*Problem*:
Exclude the pictures, then repeat the remaining data exactly.

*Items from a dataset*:
>>>>>

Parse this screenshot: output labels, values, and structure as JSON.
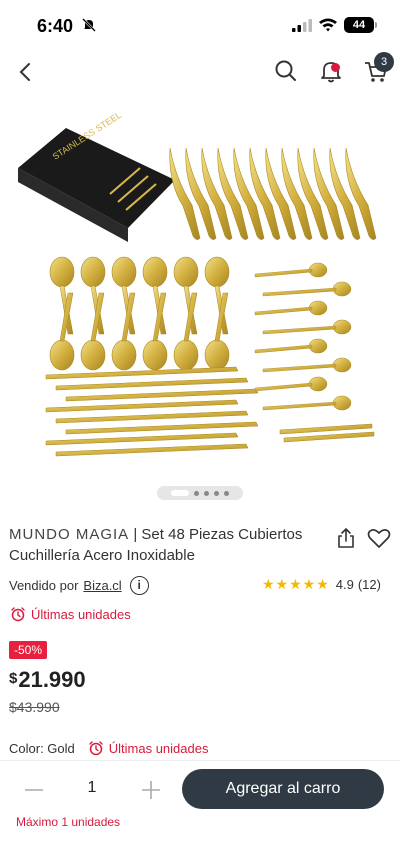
{
  "status_bar": {
    "time": "6:40",
    "battery": "44"
  },
  "header": {
    "cart_count": "3"
  },
  "product": {
    "brand": "MUNDO MAGIA",
    "separator": "|",
    "name": "Set 48 Piezas Cubiertos Cuchillería Acero Inoxidable",
    "box_text": "STAINLESS STEEL",
    "image_count": 5,
    "active_image": 0
  },
  "seller": {
    "label": "Vendido por",
    "name": "Biza.cl"
  },
  "rating": {
    "stars": 5,
    "score": "4.9",
    "count": "(12)"
  },
  "stock": {
    "label": "Últimas unidades"
  },
  "pricing": {
    "discount": "-50%",
    "currency": "$",
    "price": "21.990",
    "old_price": "$43.990"
  },
  "variant": {
    "label": "Color: Gold",
    "stock_label": "Últimas unidades"
  },
  "purchase": {
    "quantity": "1",
    "add_label": "Agregar al carro",
    "max_note": "Máximo 1 unidades"
  },
  "colors": {
    "accent_red": "#d81b3c",
    "dark_button": "#2f3a45",
    "gold": "#d8b94a",
    "star": "#f5b800"
  }
}
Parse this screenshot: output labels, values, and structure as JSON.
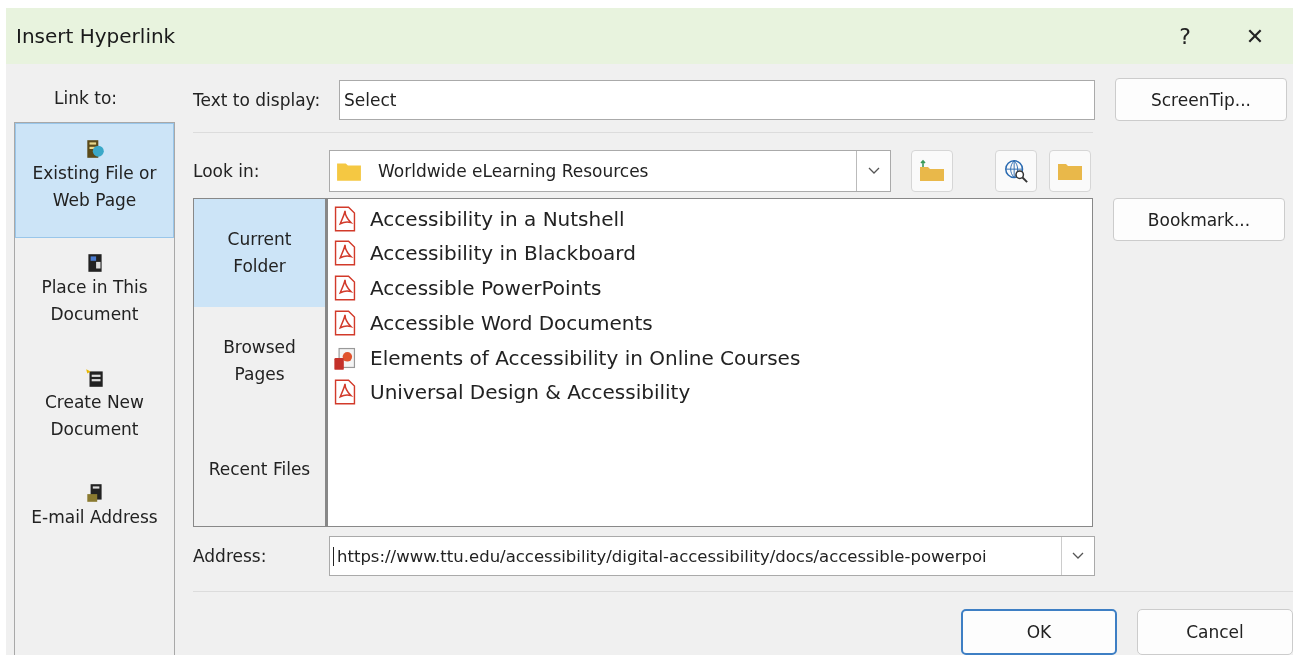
{
  "window": {
    "title": "Insert Hyperlink",
    "help": "?",
    "close": "✕"
  },
  "link_to": {
    "label": "Link to:",
    "items": [
      {
        "kind": "file",
        "label": "Existing File or Web Page",
        "selected": true
      },
      {
        "kind": "place",
        "label": "Place in This Document",
        "selected": false
      },
      {
        "kind": "new",
        "label": "Create New Document",
        "selected": false
      },
      {
        "kind": "email",
        "label": "E-mail Address",
        "selected": false
      }
    ]
  },
  "text_to_display": {
    "label": "Text to display:",
    "value": "Select"
  },
  "look_in": {
    "label": "Look in:",
    "value": "Worldwide eLearning Resources"
  },
  "places": [
    {
      "label": "Current Folder",
      "selected": true
    },
    {
      "label": "Browsed Pages",
      "selected": false
    },
    {
      "label": "Recent Files",
      "selected": false
    }
  ],
  "files": [
    {
      "kind": "pdf",
      "name": "Accessibility in a Nutshell"
    },
    {
      "kind": "pdf",
      "name": "Accessibility in Blackboard"
    },
    {
      "kind": "pdf",
      "name": "Accessible PowerPoints"
    },
    {
      "kind": "pdf",
      "name": "Accessible Word Documents"
    },
    {
      "kind": "pptx",
      "name": "Elements of Accessibility in Online Courses"
    },
    {
      "kind": "pdf",
      "name": "Universal Design & Accessibility"
    }
  ],
  "address": {
    "label": "Address:",
    "value": "https://www.ttu.edu/accessibility/digital-accessibility/docs/accessible-powerpoi"
  },
  "buttons": {
    "screentip": "ScreenTip...",
    "bookmark": "Bookmark...",
    "ok": "OK",
    "cancel": "Cancel"
  }
}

<<<<<

*Expected answer*:
Parse this screenshot: output labels, values, and structure as JSON.
{
  "status_bar": {
    "time": "6:40",
    "battery": "44"
  },
  "header": {
    "cart_count": "3"
  },
  "product": {
    "brand": "MUNDO MAGIA",
    "separator": "|",
    "name": "Set 48 Piezas Cubiertos Cuchillería Acero Inoxidable",
    "box_text": "STAINLESS STEEL",
    "image_count": 5,
    "active_image": 0
  },
  "seller": {
    "label": "Vendido por",
    "name": "Biza.cl"
  },
  "rating": {
    "stars": 5,
    "score": "4.9",
    "count": "(12)"
  },
  "stock": {
    "label": "Últimas unidades"
  },
  "pricing": {
    "discount": "-50%",
    "currency": "$",
    "price": "21.990",
    "old_price": "$43.990"
  },
  "variant": {
    "label": "Color: Gold",
    "stock_label": "Últimas unidades"
  },
  "purchase": {
    "quantity": "1",
    "add_label": "Agregar al carro",
    "max_note": "Máximo 1 unidades"
  },
  "colors": {
    "accent_red": "#d81b3c",
    "dark_button": "#2f3a45",
    "gold": "#d8b94a",
    "star": "#f5b800"
  }
}
Parse this screenshot: output labels, values, and structure as JSON.
{
  "window": {
    "title": "Insert Hyperlink",
    "help": "?",
    "close": "✕"
  },
  "link_to": {
    "label": "Link to:",
    "items": [
      {
        "kind": "file",
        "label": "Existing File or Web Page",
        "selected": true
      },
      {
        "kind": "place",
        "label": "Place in This Document",
        "selected": false
      },
      {
        "kind": "new",
        "label": "Create New Document",
        "selected": false
      },
      {
        "kind": "email",
        "label": "E-mail Address",
        "selected": false
      }
    ]
  },
  "text_to_display": {
    "label": "Text to display:",
    "value": "Select"
  },
  "look_in": {
    "label": "Look in:",
    "value": "Worldwide eLearning Resources"
  },
  "places": [
    {
      "label": "Current Folder",
      "selected": true
    },
    {
      "label": "Browsed Pages",
      "selected": false
    },
    {
      "label": "Recent Files",
      "selected": false
    }
  ],
  "files": [
    {
      "kind": "pdf",
      "name": "Accessibility in a Nutshell"
    },
    {
      "kind": "pdf",
      "name": "Accessibility in Blackboard"
    },
    {
      "kind": "pdf",
      "name": "Accessible PowerPoints"
    },
    {
      "kind": "pdf",
      "name": "Accessible Word Documents"
    },
    {
      "kind": "pptx",
      "name": "Elements of Accessibility in Online Courses"
    },
    {
      "kind": "pdf",
      "name": "Universal Design & Accessibility"
    }
  ],
  "address": {
    "label": "Address:",
    "value": "https://www.ttu.edu/accessibility/digital-accessibility/docs/accessible-powerpoi"
  },
  "buttons": {
    "screentip": "ScreenTip...",
    "bookmark": "Bookmark...",
    "ok": "OK",
    "cancel": "Cancel"
  }
}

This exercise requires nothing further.